### SUPPLIED MATERIAL
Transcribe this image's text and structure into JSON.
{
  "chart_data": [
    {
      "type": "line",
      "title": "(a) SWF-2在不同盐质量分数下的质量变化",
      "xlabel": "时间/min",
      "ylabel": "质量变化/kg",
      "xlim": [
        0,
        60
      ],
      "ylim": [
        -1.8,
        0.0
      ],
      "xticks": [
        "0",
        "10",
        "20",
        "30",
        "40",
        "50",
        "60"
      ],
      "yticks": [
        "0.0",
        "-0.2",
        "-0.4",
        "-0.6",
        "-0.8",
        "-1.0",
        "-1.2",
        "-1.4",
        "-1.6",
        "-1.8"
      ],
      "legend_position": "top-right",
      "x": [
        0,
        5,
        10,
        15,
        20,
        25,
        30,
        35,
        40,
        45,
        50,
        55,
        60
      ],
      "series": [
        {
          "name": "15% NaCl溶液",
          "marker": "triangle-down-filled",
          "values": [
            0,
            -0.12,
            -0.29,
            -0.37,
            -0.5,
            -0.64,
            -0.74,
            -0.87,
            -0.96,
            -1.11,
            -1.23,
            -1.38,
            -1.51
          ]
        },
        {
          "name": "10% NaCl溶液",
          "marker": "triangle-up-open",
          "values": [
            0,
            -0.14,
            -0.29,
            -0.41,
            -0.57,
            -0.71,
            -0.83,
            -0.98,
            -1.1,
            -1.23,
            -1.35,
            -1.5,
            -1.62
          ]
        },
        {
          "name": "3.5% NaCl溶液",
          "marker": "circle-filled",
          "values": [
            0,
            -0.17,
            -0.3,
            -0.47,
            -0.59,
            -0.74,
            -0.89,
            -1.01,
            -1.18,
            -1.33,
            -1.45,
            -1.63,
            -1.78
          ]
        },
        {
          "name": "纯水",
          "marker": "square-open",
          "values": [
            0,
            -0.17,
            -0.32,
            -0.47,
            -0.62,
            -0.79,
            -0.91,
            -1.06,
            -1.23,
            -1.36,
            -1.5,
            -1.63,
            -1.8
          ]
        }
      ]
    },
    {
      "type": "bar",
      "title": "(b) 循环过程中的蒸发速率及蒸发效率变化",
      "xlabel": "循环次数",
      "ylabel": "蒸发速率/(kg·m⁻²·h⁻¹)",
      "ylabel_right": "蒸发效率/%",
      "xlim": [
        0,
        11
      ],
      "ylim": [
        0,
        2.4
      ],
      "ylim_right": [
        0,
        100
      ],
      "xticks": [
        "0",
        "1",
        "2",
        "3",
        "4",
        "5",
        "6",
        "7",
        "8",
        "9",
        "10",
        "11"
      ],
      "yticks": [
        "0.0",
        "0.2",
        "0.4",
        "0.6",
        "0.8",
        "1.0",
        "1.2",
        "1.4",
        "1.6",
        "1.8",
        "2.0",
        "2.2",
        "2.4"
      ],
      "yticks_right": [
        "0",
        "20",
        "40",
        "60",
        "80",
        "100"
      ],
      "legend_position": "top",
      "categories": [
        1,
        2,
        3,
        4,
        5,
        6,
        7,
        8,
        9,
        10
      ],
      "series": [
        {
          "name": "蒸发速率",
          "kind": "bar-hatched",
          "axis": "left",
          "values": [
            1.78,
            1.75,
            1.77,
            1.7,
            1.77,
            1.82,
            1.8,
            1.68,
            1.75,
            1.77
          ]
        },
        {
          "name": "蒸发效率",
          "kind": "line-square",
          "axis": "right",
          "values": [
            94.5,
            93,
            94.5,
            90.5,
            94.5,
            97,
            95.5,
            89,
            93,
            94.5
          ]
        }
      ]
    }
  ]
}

### JOB
Your task is to reproduce the whole listing exactly.

### IN RESPONSE
Transcribe this image's text and structure into JSON.
{
  "chart_data": [
    {
      "type": "line",
      "title": "(a) SWF-2在不同盐质量分数下的质量变化",
      "xlabel": "时间/min",
      "ylabel": "质量变化/kg",
      "xlim": [
        0,
        60
      ],
      "ylim": [
        -1.8,
        0.0
      ],
      "xticks": [
        "0",
        "10",
        "20",
        "30",
        "40",
        "50",
        "60"
      ],
      "yticks": [
        "0.0",
        "-0.2",
        "-0.4",
        "-0.6",
        "-0.8",
        "-1.0",
        "-1.2",
        "-1.4",
        "-1.6",
        "-1.8"
      ],
      "legend_position": "top-right",
      "x": [
        0,
        5,
        10,
        15,
        20,
        25,
        30,
        35,
        40,
        45,
        50,
        55,
        60
      ],
      "series": [
        {
          "name": "15% NaCl溶液",
          "marker": "triangle-down-filled",
          "values": [
            0,
            -0.12,
            -0.29,
            -0.37,
            -0.5,
            -0.64,
            -0.74,
            -0.87,
            -0.96,
            -1.11,
            -1.23,
            -1.38,
            -1.51
          ]
        },
        {
          "name": "10% NaCl溶液",
          "marker": "triangle-up-open",
          "values": [
            0,
            -0.14,
            -0.29,
            -0.41,
            -0.57,
            -0.71,
            -0.83,
            -0.98,
            -1.1,
            -1.23,
            -1.35,
            -1.5,
            -1.62
          ]
        },
        {
          "name": "3.5% NaCl溶液",
          "marker": "circle-filled",
          "values": [
            0,
            -0.17,
            -0.3,
            -0.47,
            -0.59,
            -0.74,
            -0.89,
            -1.01,
            -1.18,
            -1.33,
            -1.45,
            -1.63,
            -1.78
          ]
        },
        {
          "name": "纯水",
          "marker": "square-open",
          "values": [
            0,
            -0.17,
            -0.32,
            -0.47,
            -0.62,
            -0.79,
            -0.91,
            -1.06,
            -1.23,
            -1.36,
            -1.5,
            -1.63,
            -1.8
          ]
        }
      ]
    },
    {
      "type": "bar",
      "title": "(b) 循环过程中的蒸发速率及蒸发效率变化",
      "xlabel": "循环次数",
      "ylabel": "蒸发速率/(kg·m⁻²·h⁻¹)",
      "ylabel_right": "蒸发效率/%",
      "xlim": [
        0,
        11
      ],
      "ylim": [
        0,
        2.4
      ],
      "ylim_right": [
        0,
        100
      ],
      "xticks": [
        "0",
        "1",
        "2",
        "3",
        "4",
        "5",
        "6",
        "7",
        "8",
        "9",
        "10",
        "11"
      ],
      "yticks": [
        "0.0",
        "0.2",
        "0.4",
        "0.6",
        "0.8",
        "1.0",
        "1.2",
        "1.4",
        "1.6",
        "1.8",
        "2.0",
        "2.2",
        "2.4"
      ],
      "yticks_right": [
        "0",
        "20",
        "40",
        "60",
        "80",
        "100"
      ],
      "legend_position": "top",
      "categories": [
        1,
        2,
        3,
        4,
        5,
        6,
        7,
        8,
        9,
        10
      ],
      "series": [
        {
          "name": "蒸发速率",
          "kind": "bar-hatched",
          "axis": "left",
          "values": [
            1.78,
            1.75,
            1.77,
            1.7,
            1.77,
            1.82,
            1.8,
            1.68,
            1.75,
            1.77
          ]
        },
        {
          "name": "蒸发效率",
          "kind": "line-square",
          "axis": "right",
          "values": [
            94.5,
            93,
            94.5,
            90.5,
            94.5,
            97,
            95.5,
            89,
            93,
            94.5
          ]
        }
      ]
    }
  ]
}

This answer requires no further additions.